*REQUEST:* Check the listing below for lines that hold "text". How many are there? Please give only the number.

..........

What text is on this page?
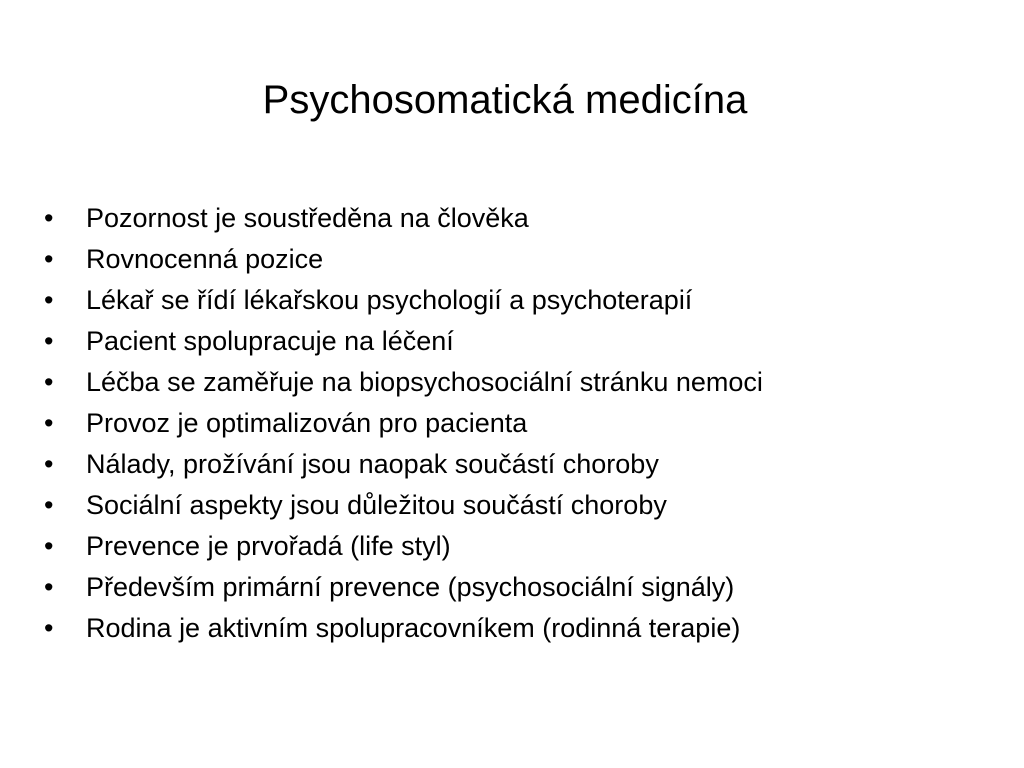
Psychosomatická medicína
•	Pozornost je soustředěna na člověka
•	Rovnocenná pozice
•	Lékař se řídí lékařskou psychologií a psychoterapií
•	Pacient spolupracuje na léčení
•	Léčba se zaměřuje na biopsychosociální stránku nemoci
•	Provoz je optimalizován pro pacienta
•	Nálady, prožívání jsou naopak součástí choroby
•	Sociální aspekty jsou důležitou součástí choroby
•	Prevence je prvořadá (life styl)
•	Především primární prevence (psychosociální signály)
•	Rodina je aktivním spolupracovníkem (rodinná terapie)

..........

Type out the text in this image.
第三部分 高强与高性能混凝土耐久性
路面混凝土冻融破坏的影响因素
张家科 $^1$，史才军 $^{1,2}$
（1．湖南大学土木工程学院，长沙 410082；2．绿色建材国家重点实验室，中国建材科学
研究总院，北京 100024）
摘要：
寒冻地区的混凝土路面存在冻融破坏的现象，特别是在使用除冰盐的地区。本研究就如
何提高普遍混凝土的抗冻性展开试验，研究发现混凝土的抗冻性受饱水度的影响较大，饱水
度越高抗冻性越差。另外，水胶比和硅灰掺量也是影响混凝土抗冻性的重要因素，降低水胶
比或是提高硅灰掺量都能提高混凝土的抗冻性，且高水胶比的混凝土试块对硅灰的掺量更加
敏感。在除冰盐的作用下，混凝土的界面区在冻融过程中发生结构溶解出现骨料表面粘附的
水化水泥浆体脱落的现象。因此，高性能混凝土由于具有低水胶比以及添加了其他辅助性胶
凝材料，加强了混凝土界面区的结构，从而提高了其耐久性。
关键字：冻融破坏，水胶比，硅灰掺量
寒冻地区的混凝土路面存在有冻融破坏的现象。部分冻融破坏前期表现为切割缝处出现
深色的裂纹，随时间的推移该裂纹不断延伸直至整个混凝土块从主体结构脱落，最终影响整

..........

*TASK RESULT:* 2